TASK TO CARRY OUT: Give the number of lines in the data that hold the string "bottom". Nothing else is needed.

** begin **

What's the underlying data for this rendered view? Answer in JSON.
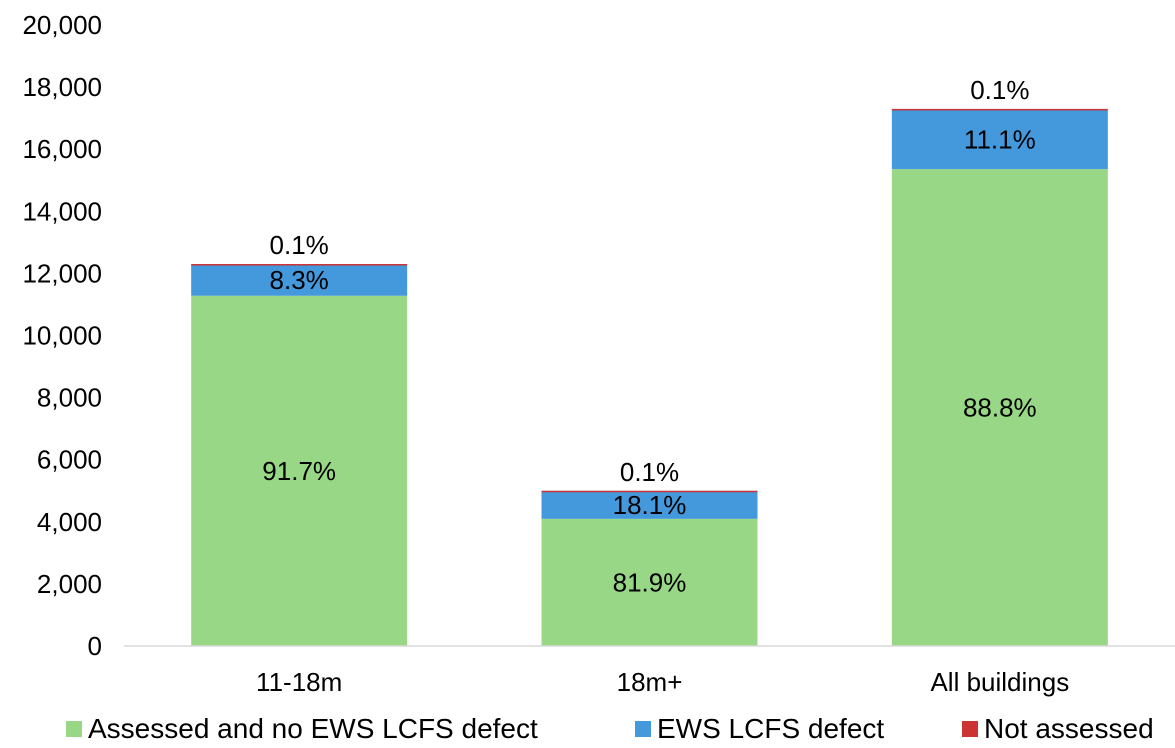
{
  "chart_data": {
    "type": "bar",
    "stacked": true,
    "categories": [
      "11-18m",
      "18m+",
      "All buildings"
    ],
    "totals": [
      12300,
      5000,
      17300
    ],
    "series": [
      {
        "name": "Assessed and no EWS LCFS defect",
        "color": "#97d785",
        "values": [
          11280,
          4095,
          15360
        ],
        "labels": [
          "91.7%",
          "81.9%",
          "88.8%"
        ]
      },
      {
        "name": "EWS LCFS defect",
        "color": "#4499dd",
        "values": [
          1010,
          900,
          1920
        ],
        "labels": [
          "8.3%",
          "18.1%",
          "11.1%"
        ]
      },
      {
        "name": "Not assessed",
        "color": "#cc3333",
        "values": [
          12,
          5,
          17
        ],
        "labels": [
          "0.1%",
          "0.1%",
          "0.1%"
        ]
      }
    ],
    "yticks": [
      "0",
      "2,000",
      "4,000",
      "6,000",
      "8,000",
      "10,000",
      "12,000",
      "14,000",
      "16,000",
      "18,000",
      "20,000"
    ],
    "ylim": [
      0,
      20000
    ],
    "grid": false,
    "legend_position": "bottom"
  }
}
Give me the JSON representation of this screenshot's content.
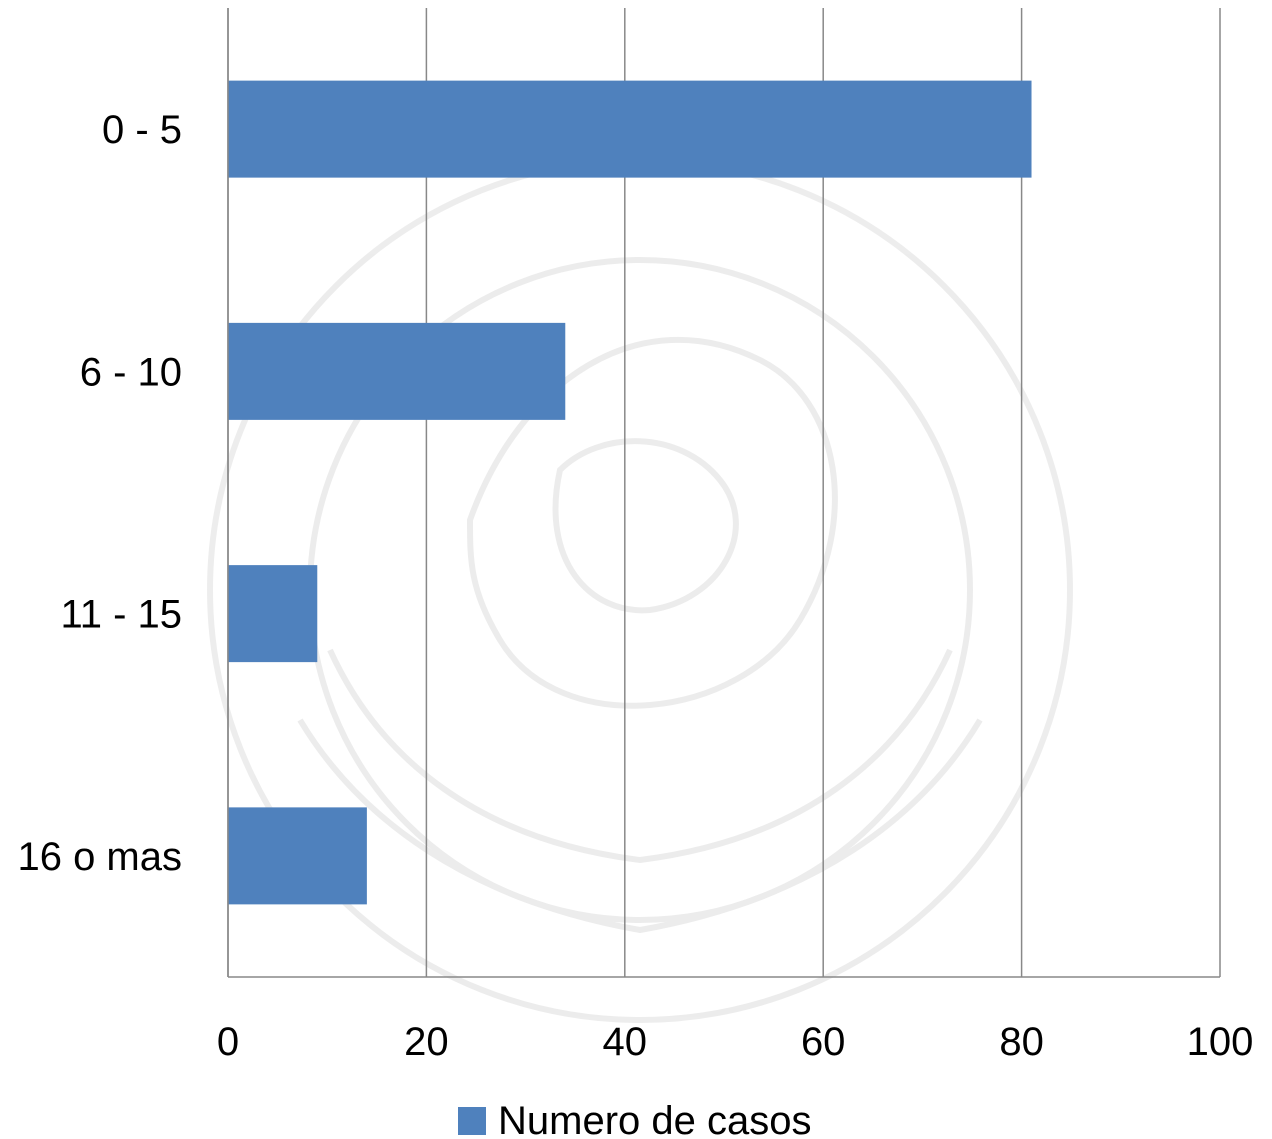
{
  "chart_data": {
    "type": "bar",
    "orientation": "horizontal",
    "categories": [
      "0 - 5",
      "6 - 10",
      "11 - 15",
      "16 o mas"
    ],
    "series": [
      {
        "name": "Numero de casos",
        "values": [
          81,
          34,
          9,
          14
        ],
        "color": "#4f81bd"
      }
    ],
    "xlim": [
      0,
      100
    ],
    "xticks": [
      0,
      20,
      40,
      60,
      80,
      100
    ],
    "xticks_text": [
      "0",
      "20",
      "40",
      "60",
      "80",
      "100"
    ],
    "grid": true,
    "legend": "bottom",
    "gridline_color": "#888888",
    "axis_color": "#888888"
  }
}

** end **
** begin **

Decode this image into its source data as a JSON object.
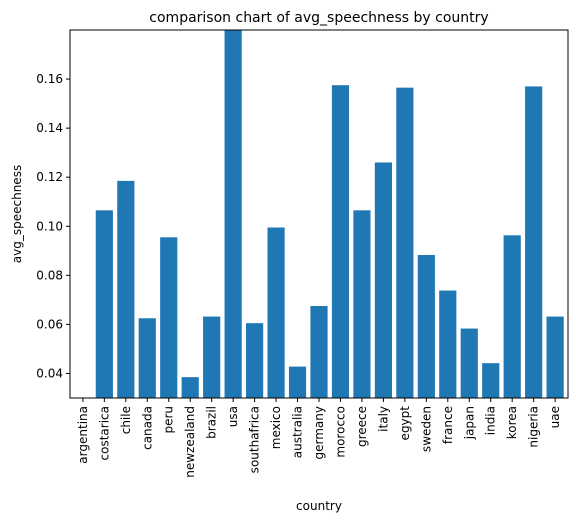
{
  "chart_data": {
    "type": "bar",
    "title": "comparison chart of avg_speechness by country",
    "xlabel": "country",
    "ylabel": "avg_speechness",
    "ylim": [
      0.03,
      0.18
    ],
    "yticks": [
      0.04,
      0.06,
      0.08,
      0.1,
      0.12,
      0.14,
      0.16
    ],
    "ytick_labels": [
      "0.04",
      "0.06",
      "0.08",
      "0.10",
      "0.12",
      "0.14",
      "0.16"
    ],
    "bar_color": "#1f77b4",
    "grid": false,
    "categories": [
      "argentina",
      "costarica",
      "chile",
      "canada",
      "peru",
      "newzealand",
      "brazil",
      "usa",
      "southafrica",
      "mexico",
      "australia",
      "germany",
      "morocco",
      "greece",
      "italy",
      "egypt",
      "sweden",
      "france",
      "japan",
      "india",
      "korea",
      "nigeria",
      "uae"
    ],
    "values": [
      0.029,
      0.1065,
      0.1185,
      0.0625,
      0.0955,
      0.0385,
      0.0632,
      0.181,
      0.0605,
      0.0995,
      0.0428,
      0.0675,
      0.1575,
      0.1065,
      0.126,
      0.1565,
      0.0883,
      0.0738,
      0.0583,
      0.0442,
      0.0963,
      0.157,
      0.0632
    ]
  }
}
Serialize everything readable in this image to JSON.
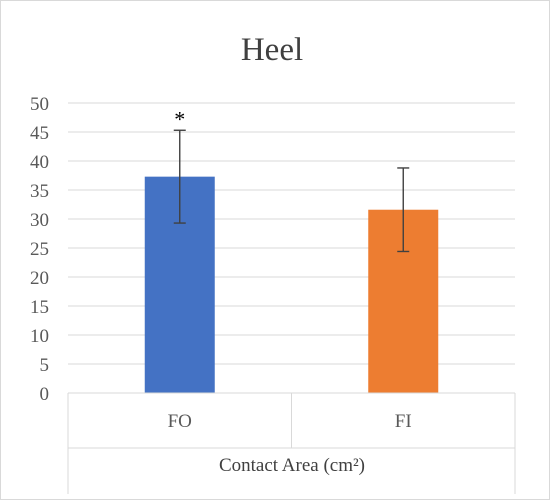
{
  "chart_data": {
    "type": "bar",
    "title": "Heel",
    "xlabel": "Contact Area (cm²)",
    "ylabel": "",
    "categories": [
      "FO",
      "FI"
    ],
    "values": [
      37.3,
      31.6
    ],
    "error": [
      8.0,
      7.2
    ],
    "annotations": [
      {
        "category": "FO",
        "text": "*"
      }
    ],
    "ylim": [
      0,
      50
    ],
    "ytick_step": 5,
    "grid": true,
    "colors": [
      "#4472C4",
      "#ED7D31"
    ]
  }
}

** end **
** begin **

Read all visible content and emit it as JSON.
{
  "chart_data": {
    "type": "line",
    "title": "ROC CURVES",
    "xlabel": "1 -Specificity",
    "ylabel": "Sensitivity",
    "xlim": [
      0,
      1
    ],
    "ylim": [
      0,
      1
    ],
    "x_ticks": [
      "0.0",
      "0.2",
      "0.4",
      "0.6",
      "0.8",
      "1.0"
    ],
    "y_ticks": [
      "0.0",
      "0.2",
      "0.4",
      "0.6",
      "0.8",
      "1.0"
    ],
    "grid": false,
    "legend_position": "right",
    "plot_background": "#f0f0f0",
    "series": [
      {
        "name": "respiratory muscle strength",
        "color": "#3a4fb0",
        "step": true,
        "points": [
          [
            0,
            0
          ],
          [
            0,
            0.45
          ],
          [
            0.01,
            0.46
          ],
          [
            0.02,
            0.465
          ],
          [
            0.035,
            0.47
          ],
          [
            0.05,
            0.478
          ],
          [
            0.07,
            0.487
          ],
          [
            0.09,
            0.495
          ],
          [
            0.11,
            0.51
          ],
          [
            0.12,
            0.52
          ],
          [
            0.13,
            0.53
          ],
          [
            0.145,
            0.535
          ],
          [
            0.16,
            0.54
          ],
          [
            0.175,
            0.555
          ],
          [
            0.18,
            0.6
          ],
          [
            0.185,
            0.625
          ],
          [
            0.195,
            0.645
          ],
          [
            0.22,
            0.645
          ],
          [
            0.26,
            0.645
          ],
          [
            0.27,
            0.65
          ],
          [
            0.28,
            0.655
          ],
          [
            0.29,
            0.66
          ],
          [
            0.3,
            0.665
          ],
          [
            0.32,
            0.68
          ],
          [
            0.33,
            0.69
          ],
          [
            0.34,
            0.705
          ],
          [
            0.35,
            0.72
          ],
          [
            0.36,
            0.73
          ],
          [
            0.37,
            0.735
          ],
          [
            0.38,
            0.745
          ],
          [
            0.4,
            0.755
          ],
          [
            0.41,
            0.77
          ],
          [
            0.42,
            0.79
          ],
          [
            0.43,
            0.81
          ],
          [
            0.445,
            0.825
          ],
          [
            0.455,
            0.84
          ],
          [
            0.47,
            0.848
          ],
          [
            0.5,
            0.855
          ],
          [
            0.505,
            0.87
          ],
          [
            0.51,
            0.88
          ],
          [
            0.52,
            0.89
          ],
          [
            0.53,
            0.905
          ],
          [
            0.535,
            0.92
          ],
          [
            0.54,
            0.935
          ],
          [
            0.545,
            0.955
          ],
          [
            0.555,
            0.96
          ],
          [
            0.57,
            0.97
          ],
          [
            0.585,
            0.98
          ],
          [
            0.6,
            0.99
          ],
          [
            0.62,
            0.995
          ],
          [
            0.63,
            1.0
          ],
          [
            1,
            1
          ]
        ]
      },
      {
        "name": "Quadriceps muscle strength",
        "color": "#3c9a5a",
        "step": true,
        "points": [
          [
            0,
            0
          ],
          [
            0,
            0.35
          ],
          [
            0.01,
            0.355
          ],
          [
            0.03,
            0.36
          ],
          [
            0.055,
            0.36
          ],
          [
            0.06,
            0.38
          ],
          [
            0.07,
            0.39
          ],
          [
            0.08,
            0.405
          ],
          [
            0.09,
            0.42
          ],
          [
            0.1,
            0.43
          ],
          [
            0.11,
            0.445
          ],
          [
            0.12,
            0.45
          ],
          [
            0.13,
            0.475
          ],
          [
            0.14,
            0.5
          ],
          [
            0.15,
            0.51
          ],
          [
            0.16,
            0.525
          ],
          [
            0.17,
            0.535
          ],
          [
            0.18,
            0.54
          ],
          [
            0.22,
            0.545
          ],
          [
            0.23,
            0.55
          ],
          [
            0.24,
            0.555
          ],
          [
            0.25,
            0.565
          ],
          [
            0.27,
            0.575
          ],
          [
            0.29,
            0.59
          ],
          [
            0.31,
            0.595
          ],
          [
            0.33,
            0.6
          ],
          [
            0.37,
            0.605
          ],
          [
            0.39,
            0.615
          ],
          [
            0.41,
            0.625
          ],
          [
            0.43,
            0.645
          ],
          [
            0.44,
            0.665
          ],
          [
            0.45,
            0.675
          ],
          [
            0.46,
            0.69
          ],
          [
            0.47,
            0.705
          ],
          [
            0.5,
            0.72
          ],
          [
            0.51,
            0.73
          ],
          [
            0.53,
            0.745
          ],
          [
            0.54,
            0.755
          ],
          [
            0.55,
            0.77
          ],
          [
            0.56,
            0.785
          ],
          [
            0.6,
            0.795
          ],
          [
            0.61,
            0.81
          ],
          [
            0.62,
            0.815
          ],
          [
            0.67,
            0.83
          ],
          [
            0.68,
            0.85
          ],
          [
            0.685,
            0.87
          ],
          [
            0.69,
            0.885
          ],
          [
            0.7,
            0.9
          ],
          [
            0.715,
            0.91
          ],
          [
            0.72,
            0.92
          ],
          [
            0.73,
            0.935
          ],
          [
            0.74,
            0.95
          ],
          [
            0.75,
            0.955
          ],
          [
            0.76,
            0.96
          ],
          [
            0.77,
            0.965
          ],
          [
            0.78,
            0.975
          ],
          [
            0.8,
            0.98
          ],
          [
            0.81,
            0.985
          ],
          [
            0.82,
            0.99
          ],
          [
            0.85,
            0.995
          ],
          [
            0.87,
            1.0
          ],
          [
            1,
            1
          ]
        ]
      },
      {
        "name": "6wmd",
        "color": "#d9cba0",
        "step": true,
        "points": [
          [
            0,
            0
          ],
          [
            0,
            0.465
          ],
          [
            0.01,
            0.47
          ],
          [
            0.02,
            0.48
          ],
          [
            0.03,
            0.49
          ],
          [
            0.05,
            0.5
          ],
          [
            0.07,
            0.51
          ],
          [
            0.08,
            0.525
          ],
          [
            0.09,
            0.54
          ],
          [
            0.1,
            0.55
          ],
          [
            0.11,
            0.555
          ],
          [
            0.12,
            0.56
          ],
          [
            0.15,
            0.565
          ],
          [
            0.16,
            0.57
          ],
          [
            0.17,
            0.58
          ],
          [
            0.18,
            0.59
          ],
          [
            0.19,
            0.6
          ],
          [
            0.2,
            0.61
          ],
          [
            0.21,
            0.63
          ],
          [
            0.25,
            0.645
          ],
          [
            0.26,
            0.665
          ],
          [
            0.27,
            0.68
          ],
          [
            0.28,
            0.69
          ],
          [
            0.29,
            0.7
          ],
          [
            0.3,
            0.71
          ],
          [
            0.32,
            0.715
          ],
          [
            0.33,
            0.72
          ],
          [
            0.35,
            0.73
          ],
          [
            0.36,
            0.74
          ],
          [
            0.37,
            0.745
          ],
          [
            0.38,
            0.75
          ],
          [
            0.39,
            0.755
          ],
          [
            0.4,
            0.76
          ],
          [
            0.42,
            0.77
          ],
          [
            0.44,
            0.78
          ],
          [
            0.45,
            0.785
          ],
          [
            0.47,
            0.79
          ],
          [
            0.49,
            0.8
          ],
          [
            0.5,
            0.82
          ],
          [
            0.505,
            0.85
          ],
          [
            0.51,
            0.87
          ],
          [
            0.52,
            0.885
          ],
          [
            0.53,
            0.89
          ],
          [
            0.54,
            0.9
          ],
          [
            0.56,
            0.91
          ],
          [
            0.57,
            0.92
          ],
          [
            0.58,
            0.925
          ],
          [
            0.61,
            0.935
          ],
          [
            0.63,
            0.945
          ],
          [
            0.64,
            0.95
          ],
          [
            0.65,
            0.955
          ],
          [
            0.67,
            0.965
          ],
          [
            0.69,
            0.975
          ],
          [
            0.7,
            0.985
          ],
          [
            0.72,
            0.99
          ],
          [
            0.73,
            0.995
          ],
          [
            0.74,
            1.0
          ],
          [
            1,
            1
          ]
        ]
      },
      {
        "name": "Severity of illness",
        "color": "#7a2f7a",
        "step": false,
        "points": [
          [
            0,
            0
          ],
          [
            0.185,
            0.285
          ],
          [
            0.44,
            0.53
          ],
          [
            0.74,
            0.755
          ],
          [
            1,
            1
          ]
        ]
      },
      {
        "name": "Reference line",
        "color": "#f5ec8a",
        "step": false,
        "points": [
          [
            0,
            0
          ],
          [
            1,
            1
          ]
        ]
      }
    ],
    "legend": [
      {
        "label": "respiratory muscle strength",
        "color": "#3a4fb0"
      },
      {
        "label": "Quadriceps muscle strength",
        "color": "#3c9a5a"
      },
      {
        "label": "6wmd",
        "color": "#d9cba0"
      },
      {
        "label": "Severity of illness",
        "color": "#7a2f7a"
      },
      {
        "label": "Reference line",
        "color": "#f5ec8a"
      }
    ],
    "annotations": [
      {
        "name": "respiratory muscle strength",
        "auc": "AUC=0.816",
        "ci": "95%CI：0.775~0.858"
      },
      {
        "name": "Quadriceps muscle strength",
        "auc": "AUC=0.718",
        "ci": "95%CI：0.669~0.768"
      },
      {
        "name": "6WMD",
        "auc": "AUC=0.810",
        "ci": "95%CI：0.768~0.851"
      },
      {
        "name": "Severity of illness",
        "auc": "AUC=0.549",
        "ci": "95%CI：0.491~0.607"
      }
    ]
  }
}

** end **

SOLUTION: 2